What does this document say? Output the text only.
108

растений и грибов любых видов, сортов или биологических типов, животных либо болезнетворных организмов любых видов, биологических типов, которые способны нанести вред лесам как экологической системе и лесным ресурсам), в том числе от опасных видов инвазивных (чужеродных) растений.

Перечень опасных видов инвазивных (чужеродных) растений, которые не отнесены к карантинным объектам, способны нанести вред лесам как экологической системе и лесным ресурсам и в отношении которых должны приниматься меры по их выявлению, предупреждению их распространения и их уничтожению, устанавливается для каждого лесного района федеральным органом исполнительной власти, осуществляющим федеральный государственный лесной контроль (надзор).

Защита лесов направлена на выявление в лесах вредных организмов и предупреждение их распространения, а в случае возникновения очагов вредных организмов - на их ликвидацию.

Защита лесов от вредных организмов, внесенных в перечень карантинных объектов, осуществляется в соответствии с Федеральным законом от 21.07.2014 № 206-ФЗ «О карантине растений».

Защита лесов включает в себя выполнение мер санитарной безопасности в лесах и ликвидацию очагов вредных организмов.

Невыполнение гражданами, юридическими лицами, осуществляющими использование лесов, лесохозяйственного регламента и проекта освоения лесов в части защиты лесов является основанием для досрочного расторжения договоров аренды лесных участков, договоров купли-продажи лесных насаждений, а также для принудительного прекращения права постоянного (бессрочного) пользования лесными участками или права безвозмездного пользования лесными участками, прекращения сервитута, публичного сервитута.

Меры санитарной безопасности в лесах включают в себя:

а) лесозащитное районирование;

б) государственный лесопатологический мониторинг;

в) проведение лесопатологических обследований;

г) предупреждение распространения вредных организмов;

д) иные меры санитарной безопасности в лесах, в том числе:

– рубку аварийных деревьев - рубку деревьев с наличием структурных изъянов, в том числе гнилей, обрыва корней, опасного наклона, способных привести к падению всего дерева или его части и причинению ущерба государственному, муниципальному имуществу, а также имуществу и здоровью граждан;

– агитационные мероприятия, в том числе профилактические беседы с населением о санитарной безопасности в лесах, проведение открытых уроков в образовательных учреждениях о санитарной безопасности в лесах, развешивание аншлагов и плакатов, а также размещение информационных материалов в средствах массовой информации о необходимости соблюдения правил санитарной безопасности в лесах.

#### Set problem
Extract the data in full. Keep it word for word.

#### Result
What does this document say? Output the text only.
108

растений и грибов любых видов, сортов или биологических типов, животных либо болезнетворных организмов любых видов, биологических типов, которые способны нанести вред лесам как экологической системе и лесным ресурсам), в том числе от опасных видов инвазивных (чужеродных) растений.

Перечень опасных видов инвазивных (чужеродных) растений, которые не отнесены к карантинным объектам, способны нанести вред лесам как экологической системе и лесным ресурсам и в отношении которых должны приниматься меры по их выявлению, предупреждению их распространения и их уничтожению, устанавливается для каждого лесного района федеральным органом исполнительной власти, осуществляющим федеральный государственный лесной контроль (надзор).

Защита лесов направлена на выявление в лесах вредных организмов и предупреждение их распространения, а в случае возникновения очагов вредных организмов - на их ликвидацию.

Защита лесов от вредных организмов, внесенных в перечень карантинных объектов, осуществляется в соответствии с Федеральным законом от 21.07.2014 № 206-ФЗ «О карантине растений».

Защита лесов включает в себя выполнение мер санитарной безопасности в лесах и ликвидацию очагов вредных организмов.

Невыполнение гражданами, юридическими лицами, осуществляющими использование лесов, лесохозяйственного регламента и проекта освоения лесов в части защиты лесов является основанием для досрочного расторжения договоров аренды лесных участков, договоров купли-продажи лесных насаждений, а также для принудительного прекращения права постоянного (бессрочного) пользования лесными участками или права безвозмездного пользования лесными участками, прекращения сервитута, публичного сервитута.

Меры санитарной безопасности в лесах включают в себя:

а) лесозащитное районирование;

б) государственный лесопатологический мониторинг;

в) проведение лесопатологических обследований;

г) предупреждение распространения вредных организмов;

д) иные меры санитарной безопасности в лесах, в том числе:

– рубку аварийных деревьев - рубку деревьев с наличием структурных изъянов, в том числе гнилей, обрыва корней, опасного наклона, способных привести к падению всего дерева или его части и причинению ущерба государственному, муниципальному имуществу, а также имуществу и здоровью граждан;

– агитационные мероприятия, в том числе профилактические беседы с населением о санитарной безопасности в лесах, проведение открытых уроков в образовательных учреждениях о санитарной безопасности в лесах, развешивание аншлагов и плакатов, а также размещение информационных материалов в средствах массовой информации о необходимости соблюдения правил санитарной безопасности в лесах.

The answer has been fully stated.